BEGIN LISTED ENTRIES

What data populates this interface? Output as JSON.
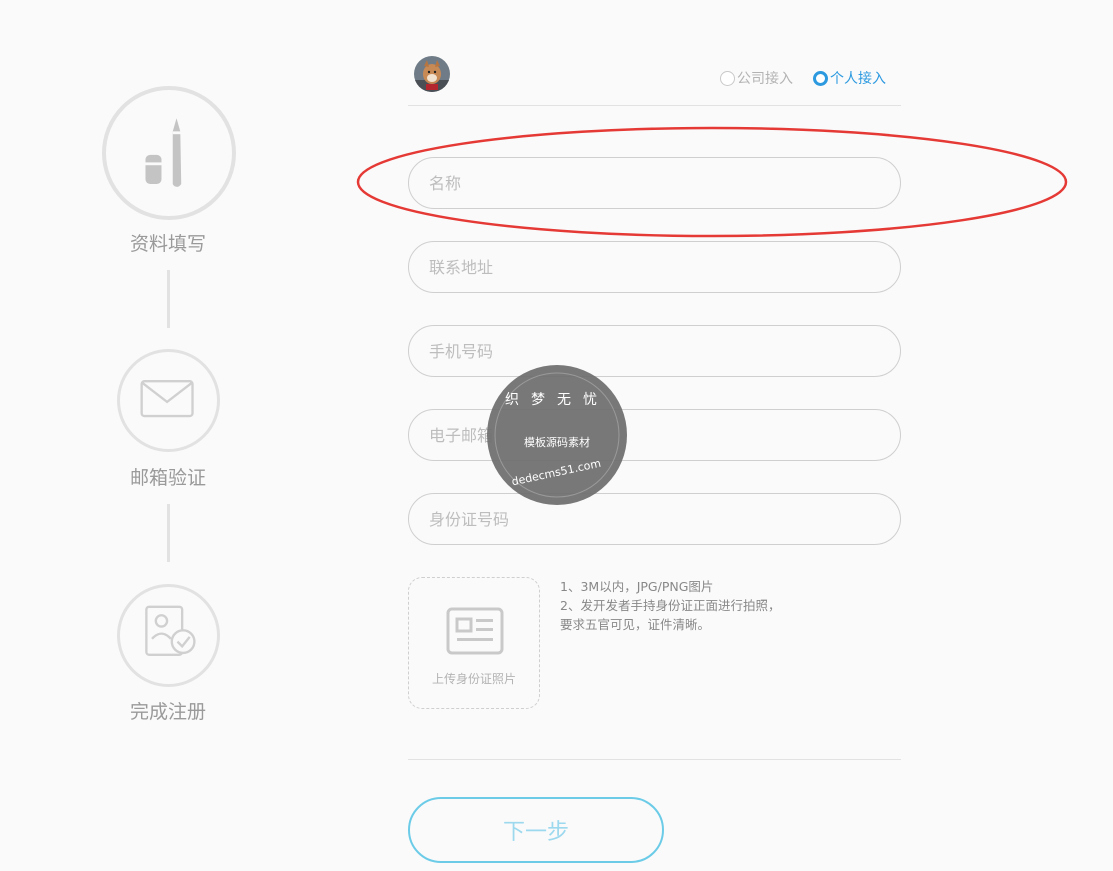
{
  "steps": [
    {
      "label": "资料填写",
      "icon": "pen-icon"
    },
    {
      "label": "邮箱验证",
      "icon": "envelope-icon"
    },
    {
      "label": "完成注册",
      "icon": "id-check-icon"
    }
  ],
  "header": {
    "avatar_icon": "avatar-dog-icon",
    "options": [
      {
        "label": "公司接入",
        "checked": false
      },
      {
        "label": "个人接入",
        "checked": true
      }
    ]
  },
  "form": {
    "fields": [
      {
        "placeholder": "名称"
      },
      {
        "placeholder": "联系地址"
      },
      {
        "placeholder": "手机号码"
      },
      {
        "placeholder": "电子邮箱"
      },
      {
        "placeholder": "身份证号码"
      }
    ],
    "upload_label": "上传身份证照片",
    "notes": [
      "1、3M以内，JPG/PNG图片",
      "2、发开发者手持身份证正面进行拍照，",
      "要求五官可见，证件清晰。"
    ]
  },
  "next_button": "下一步",
  "watermark": {
    "top_text": "织梦无忧",
    "middle_text": "模板源码素材",
    "bottom_text": "dedecms51.com"
  },
  "colors": {
    "accent": "#2d9ae0",
    "button_border": "#6ccce8",
    "annotation": "#e53935"
  }
}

END LISTED ENTRIES

• **PROBLEM TO WORK ON**
Each record must be quoted in full and exactly. Do not include the pictures.

• **WORKED SOLUTION**
What data populates this interface? Output as JSON.
{
  "steps": [
    {
      "label": "资料填写",
      "icon": "pen-icon"
    },
    {
      "label": "邮箱验证",
      "icon": "envelope-icon"
    },
    {
      "label": "完成注册",
      "icon": "id-check-icon"
    }
  ],
  "header": {
    "avatar_icon": "avatar-dog-icon",
    "options": [
      {
        "label": "公司接入",
        "checked": false
      },
      {
        "label": "个人接入",
        "checked": true
      }
    ]
  },
  "form": {
    "fields": [
      {
        "placeholder": "名称"
      },
      {
        "placeholder": "联系地址"
      },
      {
        "placeholder": "手机号码"
      },
      {
        "placeholder": "电子邮箱"
      },
      {
        "placeholder": "身份证号码"
      }
    ],
    "upload_label": "上传身份证照片",
    "notes": [
      "1、3M以内，JPG/PNG图片",
      "2、发开发者手持身份证正面进行拍照，",
      "要求五官可见，证件清晰。"
    ]
  },
  "next_button": "下一步",
  "watermark": {
    "top_text": "织梦无忧",
    "middle_text": "模板源码素材",
    "bottom_text": "dedecms51.com"
  },
  "colors": {
    "accent": "#2d9ae0",
    "button_border": "#6ccce8",
    "annotation": "#e53935"
  }
}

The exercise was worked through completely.